**PROBLEM REQUIREMENTS**
Change "freq-tick-label" to "frequency-tick-label" in the records, starting with the first line and going on through the line with "time-tick-label: 18 — [1095, 332, 1109, 347]". Copy those lines out with nothing else altered.

**SUPPLIED DATA**
******************************

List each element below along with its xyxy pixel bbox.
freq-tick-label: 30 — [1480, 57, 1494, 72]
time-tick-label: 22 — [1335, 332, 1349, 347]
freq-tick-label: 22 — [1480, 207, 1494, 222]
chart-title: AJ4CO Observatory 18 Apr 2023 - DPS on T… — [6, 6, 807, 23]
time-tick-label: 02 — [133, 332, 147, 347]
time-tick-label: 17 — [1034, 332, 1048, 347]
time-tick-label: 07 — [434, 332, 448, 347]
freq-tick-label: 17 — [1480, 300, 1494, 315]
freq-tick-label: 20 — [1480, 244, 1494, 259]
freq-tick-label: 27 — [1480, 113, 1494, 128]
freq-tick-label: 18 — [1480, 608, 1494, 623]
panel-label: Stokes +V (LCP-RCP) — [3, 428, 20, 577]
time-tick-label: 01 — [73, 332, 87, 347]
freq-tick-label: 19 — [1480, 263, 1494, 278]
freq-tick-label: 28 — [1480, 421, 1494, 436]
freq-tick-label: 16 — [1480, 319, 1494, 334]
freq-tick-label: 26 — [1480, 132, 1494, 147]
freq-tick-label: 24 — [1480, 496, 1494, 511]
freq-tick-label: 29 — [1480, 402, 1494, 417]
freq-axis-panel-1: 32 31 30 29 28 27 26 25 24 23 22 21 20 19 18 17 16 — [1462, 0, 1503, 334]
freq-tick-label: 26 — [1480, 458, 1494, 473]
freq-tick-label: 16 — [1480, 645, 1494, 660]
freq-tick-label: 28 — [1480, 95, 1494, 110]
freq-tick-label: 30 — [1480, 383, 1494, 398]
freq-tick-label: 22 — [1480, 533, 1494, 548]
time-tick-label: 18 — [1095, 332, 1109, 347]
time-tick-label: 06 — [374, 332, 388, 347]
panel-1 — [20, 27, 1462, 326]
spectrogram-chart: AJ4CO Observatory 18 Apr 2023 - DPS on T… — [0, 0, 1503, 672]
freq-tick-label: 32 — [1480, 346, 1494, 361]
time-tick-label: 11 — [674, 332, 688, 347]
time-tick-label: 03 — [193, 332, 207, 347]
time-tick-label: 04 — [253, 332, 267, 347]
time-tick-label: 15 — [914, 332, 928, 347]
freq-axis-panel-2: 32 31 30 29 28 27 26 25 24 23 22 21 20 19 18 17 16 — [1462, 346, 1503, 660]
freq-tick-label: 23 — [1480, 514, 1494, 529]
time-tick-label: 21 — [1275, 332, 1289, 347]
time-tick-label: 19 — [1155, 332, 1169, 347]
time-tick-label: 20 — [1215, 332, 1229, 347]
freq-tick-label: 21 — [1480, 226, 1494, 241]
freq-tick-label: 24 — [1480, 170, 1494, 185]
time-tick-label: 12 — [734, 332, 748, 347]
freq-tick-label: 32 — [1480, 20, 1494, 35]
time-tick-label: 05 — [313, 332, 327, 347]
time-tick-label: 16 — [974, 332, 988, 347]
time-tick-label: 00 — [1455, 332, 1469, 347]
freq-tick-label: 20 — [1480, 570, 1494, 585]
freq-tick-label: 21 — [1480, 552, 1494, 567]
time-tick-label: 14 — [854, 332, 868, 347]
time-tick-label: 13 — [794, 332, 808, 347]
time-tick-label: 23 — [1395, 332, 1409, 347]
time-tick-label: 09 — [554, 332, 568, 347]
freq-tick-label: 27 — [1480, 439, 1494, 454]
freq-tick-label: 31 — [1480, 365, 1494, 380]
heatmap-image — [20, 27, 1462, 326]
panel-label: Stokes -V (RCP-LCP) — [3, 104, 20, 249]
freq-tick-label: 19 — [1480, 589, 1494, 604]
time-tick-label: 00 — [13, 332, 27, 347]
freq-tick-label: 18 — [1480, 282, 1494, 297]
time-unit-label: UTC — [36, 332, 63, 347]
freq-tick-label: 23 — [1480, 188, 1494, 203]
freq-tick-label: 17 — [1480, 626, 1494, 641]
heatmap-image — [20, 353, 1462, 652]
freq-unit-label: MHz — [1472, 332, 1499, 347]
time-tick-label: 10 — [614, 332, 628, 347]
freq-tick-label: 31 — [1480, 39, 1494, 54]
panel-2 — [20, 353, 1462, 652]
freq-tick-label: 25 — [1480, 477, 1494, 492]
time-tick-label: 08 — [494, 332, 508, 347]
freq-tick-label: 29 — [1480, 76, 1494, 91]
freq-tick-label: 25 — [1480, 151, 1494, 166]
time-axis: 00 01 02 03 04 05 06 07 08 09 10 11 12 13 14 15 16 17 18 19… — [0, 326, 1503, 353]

******************************

**OUTPUT FOR THIS TASK**
List each element below along with its xyxy pixel bbox.
frequency-tick-label: 30 — [1480, 57, 1494, 72]
time-tick-label: 22 — [1335, 332, 1349, 347]
frequency-tick-label: 22 — [1480, 207, 1494, 222]
chart-title: AJ4CO Observatory 18 Apr 2023 - DPS on T… — [6, 6, 807, 23]
time-tick-label: 02 — [133, 332, 147, 347]
time-tick-label: 17 — [1034, 332, 1048, 347]
time-tick-label: 07 — [434, 332, 448, 347]
frequency-tick-label: 17 — [1480, 300, 1494, 315]
frequency-tick-label: 20 — [1480, 244, 1494, 259]
frequency-tick-label: 27 — [1480, 113, 1494, 128]
frequency-tick-label: 18 — [1480, 608, 1494, 623]
panel-label: Stokes +V (LCP-RCP) — [3, 428, 20, 577]
time-tick-label: 01 — [73, 332, 87, 347]
frequency-tick-label: 19 — [1480, 263, 1494, 278]
frequency-tick-label: 28 — [1480, 421, 1494, 436]
frequency-tick-label: 16 — [1480, 319, 1494, 334]
frequency-tick-label: 26 — [1480, 132, 1494, 147]
frequency-tick-label: 24 — [1480, 496, 1494, 511]
frequency-tick-label: 29 — [1480, 402, 1494, 417]
freq-axis-panel-1: 32 31 30 29 28 27 26 25 24 23 22 21 20 19 18 17 16 — [1462, 0, 1503, 334]
frequency-tick-label: 26 — [1480, 458, 1494, 473]
frequency-tick-label: 16 — [1480, 645, 1494, 660]
frequency-tick-label: 28 — [1480, 95, 1494, 110]
frequency-tick-label: 30 — [1480, 383, 1494, 398]
frequency-tick-label: 22 — [1480, 533, 1494, 548]
time-tick-label: 18 — [1095, 332, 1109, 347]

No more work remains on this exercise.